Whenever a line below holds the word "name", copy that line.

Figure dataset records:
BEGIN
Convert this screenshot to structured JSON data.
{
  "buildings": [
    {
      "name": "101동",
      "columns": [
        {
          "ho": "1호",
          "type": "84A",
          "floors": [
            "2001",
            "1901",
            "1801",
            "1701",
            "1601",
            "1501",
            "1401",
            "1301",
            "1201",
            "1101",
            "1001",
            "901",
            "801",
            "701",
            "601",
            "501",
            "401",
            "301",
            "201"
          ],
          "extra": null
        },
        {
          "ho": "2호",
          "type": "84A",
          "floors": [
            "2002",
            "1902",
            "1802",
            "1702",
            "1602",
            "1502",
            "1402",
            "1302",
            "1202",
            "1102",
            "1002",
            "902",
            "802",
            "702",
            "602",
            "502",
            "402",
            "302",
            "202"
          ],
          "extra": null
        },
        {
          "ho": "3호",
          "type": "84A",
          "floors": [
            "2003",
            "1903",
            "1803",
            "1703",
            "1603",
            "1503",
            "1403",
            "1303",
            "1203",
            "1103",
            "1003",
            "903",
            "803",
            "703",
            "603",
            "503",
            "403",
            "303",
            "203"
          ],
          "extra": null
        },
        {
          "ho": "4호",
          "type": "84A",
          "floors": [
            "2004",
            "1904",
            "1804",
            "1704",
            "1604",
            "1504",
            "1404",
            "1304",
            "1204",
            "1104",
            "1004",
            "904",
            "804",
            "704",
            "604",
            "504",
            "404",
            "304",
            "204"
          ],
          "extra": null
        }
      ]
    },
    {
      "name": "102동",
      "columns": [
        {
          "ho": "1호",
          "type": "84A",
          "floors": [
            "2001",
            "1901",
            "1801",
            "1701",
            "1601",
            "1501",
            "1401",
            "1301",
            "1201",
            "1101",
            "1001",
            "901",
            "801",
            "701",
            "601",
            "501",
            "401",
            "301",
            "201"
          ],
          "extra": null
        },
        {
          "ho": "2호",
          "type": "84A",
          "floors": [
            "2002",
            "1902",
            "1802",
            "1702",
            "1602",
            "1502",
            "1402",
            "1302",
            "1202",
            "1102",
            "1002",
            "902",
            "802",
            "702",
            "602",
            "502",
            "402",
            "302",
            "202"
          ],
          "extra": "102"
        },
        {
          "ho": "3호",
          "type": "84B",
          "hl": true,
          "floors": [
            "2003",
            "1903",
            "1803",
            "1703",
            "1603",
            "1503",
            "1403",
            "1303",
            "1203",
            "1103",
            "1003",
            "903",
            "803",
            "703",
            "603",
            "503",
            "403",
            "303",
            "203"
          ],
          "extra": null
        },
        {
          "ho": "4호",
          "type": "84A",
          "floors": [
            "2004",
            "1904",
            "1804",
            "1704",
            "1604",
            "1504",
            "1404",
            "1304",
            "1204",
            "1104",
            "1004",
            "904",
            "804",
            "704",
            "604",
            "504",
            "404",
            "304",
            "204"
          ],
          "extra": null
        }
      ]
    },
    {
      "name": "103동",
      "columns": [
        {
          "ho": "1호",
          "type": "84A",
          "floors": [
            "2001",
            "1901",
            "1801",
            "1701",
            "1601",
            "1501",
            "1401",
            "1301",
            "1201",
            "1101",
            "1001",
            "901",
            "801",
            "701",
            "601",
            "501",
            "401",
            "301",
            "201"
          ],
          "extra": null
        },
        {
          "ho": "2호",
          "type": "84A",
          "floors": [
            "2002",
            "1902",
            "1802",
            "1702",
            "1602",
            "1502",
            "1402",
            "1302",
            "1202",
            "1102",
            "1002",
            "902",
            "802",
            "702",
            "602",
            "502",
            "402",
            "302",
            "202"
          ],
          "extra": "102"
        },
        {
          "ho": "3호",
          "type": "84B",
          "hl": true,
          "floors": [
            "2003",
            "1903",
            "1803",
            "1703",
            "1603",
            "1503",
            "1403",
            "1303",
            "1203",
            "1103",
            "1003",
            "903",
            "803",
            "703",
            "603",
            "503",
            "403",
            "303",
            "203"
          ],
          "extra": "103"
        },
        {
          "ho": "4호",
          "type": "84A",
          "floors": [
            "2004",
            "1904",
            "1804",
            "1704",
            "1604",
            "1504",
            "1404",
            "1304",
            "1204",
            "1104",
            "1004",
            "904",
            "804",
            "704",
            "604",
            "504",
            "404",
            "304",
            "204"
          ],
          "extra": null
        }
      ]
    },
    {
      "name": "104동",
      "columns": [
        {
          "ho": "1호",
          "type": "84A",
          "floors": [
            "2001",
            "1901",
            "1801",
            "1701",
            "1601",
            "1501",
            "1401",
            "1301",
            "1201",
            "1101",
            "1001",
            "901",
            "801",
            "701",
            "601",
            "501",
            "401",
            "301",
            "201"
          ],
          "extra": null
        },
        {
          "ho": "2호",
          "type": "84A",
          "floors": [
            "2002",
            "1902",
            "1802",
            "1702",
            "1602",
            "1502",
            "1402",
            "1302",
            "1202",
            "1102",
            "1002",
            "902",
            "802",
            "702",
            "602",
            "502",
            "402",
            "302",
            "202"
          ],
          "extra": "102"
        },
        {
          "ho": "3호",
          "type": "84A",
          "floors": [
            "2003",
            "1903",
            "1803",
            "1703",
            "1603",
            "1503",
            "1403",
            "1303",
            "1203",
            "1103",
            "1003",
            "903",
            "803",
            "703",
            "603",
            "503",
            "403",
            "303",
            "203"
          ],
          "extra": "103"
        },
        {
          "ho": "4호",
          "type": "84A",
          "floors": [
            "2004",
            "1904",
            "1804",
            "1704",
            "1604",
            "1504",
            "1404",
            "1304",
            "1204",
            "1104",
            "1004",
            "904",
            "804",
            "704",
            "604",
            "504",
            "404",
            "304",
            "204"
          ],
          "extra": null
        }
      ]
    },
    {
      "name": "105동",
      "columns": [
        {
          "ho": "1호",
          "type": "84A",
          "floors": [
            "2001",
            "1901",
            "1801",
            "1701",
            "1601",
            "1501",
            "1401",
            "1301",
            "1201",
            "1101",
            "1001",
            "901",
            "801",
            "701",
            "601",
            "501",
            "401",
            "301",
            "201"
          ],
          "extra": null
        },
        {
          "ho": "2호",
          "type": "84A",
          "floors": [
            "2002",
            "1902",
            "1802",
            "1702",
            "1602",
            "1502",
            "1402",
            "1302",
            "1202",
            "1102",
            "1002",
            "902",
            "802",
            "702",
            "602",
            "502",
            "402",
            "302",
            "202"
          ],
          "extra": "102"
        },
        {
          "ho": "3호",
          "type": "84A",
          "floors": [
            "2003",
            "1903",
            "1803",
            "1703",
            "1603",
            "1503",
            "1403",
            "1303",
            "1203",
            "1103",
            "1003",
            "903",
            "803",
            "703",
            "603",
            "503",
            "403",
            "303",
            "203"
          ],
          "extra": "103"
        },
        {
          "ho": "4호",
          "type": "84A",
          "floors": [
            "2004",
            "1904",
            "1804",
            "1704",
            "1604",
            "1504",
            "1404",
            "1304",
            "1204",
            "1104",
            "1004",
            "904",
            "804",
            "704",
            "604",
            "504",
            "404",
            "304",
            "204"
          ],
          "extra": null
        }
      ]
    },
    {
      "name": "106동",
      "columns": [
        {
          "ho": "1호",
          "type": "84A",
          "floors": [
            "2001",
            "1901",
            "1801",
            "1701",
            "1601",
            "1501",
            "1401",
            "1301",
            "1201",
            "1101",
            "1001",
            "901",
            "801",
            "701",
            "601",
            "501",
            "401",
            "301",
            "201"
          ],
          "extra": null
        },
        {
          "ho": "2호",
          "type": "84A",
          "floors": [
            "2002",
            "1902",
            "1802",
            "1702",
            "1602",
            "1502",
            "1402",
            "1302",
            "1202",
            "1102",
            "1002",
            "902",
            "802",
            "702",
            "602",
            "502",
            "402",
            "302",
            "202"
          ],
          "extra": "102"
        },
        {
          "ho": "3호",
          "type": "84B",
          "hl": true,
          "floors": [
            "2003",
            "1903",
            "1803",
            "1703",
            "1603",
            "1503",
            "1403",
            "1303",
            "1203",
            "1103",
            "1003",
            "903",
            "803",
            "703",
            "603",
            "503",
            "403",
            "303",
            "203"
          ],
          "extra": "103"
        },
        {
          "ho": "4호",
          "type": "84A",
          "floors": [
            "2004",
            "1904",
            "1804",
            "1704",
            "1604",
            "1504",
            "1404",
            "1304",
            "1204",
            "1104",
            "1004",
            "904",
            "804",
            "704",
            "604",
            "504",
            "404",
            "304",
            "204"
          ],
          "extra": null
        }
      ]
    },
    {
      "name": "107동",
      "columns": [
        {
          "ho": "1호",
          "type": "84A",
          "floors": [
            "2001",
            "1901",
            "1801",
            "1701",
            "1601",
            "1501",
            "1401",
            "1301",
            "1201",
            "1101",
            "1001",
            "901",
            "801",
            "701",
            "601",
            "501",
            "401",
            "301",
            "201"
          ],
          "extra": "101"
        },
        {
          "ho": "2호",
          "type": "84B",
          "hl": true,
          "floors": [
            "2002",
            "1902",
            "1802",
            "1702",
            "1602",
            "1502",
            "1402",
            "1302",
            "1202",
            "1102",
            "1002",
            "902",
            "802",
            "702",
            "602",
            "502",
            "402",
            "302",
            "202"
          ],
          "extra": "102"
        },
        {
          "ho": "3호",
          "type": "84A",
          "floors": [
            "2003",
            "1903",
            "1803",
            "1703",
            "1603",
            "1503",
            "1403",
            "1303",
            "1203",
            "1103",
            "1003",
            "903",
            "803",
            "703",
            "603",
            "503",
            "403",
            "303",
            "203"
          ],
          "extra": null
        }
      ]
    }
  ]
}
END
ANSWER TO THIS EXERCISE:
      "name": "101동",
      "name": "102동",
      "name": "103동",
      "name": "104동",
      "name": "105동",
      "name": "106동",
      "name": "107동",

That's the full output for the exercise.